_WHAT TO PRODUCE:_ Reproduce every entry exactly as shown.

Entries from a dataset

---+---

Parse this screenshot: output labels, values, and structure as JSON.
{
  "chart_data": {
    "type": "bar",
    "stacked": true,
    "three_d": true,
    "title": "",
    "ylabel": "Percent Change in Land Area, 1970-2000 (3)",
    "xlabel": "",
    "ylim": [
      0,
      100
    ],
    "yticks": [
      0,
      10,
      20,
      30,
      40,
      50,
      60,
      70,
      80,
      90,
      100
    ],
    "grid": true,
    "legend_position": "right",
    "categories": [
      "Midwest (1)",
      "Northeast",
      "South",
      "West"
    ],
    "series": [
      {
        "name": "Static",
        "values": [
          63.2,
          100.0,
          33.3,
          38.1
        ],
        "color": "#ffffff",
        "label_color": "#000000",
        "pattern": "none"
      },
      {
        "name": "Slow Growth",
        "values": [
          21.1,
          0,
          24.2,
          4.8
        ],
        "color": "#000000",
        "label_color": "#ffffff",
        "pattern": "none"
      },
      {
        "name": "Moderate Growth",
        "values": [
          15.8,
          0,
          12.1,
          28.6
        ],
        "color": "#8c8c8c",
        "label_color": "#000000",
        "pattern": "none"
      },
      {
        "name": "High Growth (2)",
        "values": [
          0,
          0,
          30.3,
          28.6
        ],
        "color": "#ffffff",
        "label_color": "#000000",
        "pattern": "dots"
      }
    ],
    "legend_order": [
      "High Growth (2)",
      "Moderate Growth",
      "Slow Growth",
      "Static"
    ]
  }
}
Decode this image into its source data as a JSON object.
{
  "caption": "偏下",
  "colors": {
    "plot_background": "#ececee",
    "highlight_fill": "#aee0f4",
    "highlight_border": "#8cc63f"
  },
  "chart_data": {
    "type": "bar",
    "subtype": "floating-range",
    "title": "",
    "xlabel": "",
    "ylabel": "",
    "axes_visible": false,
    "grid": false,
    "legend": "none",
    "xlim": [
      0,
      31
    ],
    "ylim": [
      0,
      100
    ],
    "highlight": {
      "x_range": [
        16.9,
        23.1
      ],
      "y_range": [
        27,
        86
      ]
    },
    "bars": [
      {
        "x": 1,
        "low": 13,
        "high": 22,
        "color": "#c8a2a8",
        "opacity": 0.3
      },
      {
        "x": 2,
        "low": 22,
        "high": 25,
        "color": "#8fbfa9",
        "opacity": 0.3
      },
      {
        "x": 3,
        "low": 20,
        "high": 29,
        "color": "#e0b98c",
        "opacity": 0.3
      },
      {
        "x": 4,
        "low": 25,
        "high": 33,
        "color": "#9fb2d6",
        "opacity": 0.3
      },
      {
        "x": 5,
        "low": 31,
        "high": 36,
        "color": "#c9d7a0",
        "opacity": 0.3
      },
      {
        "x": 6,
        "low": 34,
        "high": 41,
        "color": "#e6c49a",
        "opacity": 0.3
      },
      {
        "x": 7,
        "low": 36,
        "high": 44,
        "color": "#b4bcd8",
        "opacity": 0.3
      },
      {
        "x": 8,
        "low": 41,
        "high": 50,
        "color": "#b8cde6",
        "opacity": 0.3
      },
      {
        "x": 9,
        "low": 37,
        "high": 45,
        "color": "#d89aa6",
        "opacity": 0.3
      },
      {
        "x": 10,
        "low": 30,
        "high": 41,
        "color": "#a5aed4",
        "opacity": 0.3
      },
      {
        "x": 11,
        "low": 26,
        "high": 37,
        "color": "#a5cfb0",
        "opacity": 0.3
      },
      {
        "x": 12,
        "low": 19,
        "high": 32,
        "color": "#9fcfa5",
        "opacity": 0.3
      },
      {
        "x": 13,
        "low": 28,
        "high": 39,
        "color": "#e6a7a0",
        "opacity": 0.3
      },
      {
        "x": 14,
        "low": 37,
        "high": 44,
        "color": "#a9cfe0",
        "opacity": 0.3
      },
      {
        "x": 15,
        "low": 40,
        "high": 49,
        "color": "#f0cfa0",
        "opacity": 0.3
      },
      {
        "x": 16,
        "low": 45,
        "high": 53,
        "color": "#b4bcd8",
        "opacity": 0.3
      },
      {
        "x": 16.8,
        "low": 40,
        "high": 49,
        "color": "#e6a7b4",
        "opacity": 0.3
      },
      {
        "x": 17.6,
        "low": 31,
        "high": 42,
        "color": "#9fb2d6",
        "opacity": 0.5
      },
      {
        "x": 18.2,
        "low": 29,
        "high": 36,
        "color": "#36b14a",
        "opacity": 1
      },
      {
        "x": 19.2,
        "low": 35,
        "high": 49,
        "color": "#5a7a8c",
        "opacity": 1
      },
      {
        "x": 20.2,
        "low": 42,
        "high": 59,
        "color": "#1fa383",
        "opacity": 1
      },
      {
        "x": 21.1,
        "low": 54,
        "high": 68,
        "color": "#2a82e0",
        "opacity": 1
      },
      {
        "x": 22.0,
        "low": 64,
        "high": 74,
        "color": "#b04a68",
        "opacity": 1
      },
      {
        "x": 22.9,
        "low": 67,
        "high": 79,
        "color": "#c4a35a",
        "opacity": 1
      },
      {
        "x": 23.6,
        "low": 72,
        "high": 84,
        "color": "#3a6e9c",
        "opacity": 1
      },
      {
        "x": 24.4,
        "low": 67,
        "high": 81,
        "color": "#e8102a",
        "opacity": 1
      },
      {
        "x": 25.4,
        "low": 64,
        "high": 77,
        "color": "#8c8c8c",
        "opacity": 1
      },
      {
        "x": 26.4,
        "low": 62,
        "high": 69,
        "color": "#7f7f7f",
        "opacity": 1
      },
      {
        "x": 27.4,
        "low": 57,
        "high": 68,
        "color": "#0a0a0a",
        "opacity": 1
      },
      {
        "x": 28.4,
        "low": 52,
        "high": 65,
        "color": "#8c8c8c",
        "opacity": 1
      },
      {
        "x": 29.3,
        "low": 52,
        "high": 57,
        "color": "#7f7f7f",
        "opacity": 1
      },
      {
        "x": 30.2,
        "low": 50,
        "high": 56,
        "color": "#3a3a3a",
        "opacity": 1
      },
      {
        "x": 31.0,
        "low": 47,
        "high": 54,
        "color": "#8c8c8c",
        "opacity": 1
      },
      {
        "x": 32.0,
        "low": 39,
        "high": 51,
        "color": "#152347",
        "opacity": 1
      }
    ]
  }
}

---+---

_SOLVED PROBLEM:_
Parse this screenshot: output labels, values, and structure as JSON.
{
  "chart_data": {
    "type": "bar",
    "stacked": true,
    "three_d": true,
    "title": "",
    "ylabel": "Percent Change in Land Area, 1970-2000 (3)",
    "xlabel": "",
    "ylim": [
      0,
      100
    ],
    "yticks": [
      0,
      10,
      20,
      30,
      40,
      50,
      60,
      70,
      80,
      90,
      100
    ],
    "grid": true,
    "legend_position": "right",
    "categories": [
      "Midwest (1)",
      "Northeast",
      "South",
      "West"
    ],
    "series": [
      {
        "name": "Static",
        "values": [
          63.2,
          100.0,
          33.3,
          38.1
        ],
        "color": "#ffffff",
        "label_color": "#000000",
        "pattern": "none"
      },
      {
        "name": "Slow Growth",
        "values": [
          21.1,
          0,
          24.2,
          4.8
        ],
        "color": "#000000",
        "label_color": "#ffffff",
        "pattern": "none"
      },
      {
        "name": "Moderate Growth",
        "values": [
          15.8,
          0,
          12.1,
          28.6
        ],
        "color": "#8c8c8c",
        "label_color": "#000000",
        "pattern": "none"
      },
      {
        "name": "High Growth (2)",
        "values": [
          0,
          0,
          30.3,
          28.6
        ],
        "color": "#ffffff",
        "label_color": "#000000",
        "pattern": "dots"
      }
    ],
    "legend_order": [
      "High Growth (2)",
      "Moderate Growth",
      "Slow Growth",
      "Static"
    ]
  }
}
Decode this image into its source data as a JSON object.
{
  "caption": "偏下",
  "colors": {
    "plot_background": "#ececee",
    "highlight_fill": "#aee0f4",
    "highlight_border": "#8cc63f"
  },
  "chart_data": {
    "type": "bar",
    "subtype": "floating-range",
    "title": "",
    "xlabel": "",
    "ylabel": "",
    "axes_visible": false,
    "grid": false,
    "legend": "none",
    "xlim": [
      0,
      31
    ],
    "ylim": [
      0,
      100
    ],
    "highlight": {
      "x_range": [
        16.9,
        23.1
      ],
      "y_range": [
        27,
        86
      ]
    },
    "bars": [
      {
        "x": 1,
        "low": 13,
        "high": 22,
        "color": "#c8a2a8",
        "opacity": 0.3
      },
      {
        "x": 2,
        "low": 22,
        "high": 25,
        "color": "#8fbfa9",
        "opacity": 0.3
      },
      {
        "x": 3,
        "low": 20,
        "high": 29,
        "color": "#e0b98c",
        "opacity": 0.3
      },
      {
        "x": 4,
        "low": 25,
        "high": 33,
        "color": "#9fb2d6",
        "opacity": 0.3
      },
      {
        "x": 5,
        "low": 31,
        "high": 36,
        "color": "#c9d7a0",
        "opacity": 0.3
      },
      {
        "x": 6,
        "low": 34,
        "high": 41,
        "color": "#e6c49a",
        "opacity": 0.3
      },
      {
        "x": 7,
        "low": 36,
        "high": 44,
        "color": "#b4bcd8",
        "opacity": 0.3
      },
      {
        "x": 8,
        "low": 41,
        "high": 50,
        "color": "#b8cde6",
        "opacity": 0.3
      },
      {
        "x": 9,
        "low": 37,
        "high": 45,
        "color": "#d89aa6",
        "opacity": 0.3
      },
      {
        "x": 10,
        "low": 30,
        "high": 41,
        "color": "#a5aed4",
        "opacity": 0.3
      },
      {
        "x": 11,
        "low": 26,
        "high": 37,
        "color": "#a5cfb0",
        "opacity": 0.3
      },
      {
        "x": 12,
        "low": 19,
        "high": 32,
        "color": "#9fcfa5",
        "opacity": 0.3
      },
      {
        "x": 13,
        "low": 28,
        "high": 39,
        "color": "#e6a7a0",
        "opacity": 0.3
      },
      {
        "x": 14,
        "low": 37,
        "high": 44,
        "color": "#a9cfe0",
        "opacity": 0.3
      },
      {
        "x": 15,
        "low": 40,
        "high": 49,
        "color": "#f0cfa0",
        "opacity": 0.3
      },
      {
        "x": 16,
        "low": 45,
        "high": 53,
        "color": "#b4bcd8",
        "opacity": 0.3
      },
      {
        "x": 16.8,
        "low": 40,
        "high": 49,
        "color": "#e6a7b4",
        "opacity": 0.3
      },
      {
        "x": 17.6,
        "low": 31,
        "high": 42,
        "color": "#9fb2d6",
        "opacity": 0.5
      },
      {
        "x": 18.2,
        "low": 29,
        "high": 36,
        "color": "#36b14a",
        "opacity": 1
      },
      {
        "x": 19.2,
        "low": 35,
        "high": 49,
        "color": "#5a7a8c",
        "opacity": 1
      },
      {
        "x": 20.2,
        "low": 42,
        "high": 59,
        "color": "#1fa383",
        "opacity": 1
      },
      {
        "x": 21.1,
        "low": 54,
        "high": 68,
        "color": "#2a82e0",
        "opacity": 1
      },
      {
        "x": 22.0,
        "low": 64,
        "high": 74,
        "color": "#b04a68",
        "opacity": 1
      },
      {
        "x": 22.9,
        "low": 67,
        "high": 79,
        "color": "#c4a35a",
        "opacity": 1
      },
      {
        "x": 23.6,
        "low": 72,
        "high": 84,
        "color": "#3a6e9c",
        "opacity": 1
      },
      {
        "x": 24.4,
        "low": 67,
        "high": 81,
        "color": "#e8102a",
        "opacity": 1
      },
      {
        "x": 25.4,
        "low": 64,
        "high": 77,
        "color": "#8c8c8c",
        "opacity": 1
      },
      {
        "x": 26.4,
        "low": 62,
        "high": 69,
        "color": "#7f7f7f",
        "opacity": 1
      },
      {
        "x": 27.4,
        "low": 57,
        "high": 68,
        "color": "#0a0a0a",
        "opacity": 1
      },
      {
        "x": 28.4,
        "low": 52,
        "high": 65,
        "color": "#8c8c8c",
        "opacity": 1
      },
      {
        "x": 29.3,
        "low": 52,
        "high": 57,
        "color": "#7f7f7f",
        "opacity": 1
      },
      {
        "x": 30.2,
        "low": 50,
        "high": 56,
        "color": "#3a3a3a",
        "opacity": 1
      },
      {
        "x": 31.0,
        "low": 47,
        "high": 54,
        "color": "#8c8c8c",
        "opacity": 1
      },
      {
        "x": 32.0,
        "low": 39,
        "high": 51,
        "color": "#152347",
        "opacity": 1
      }
    ]
  }
}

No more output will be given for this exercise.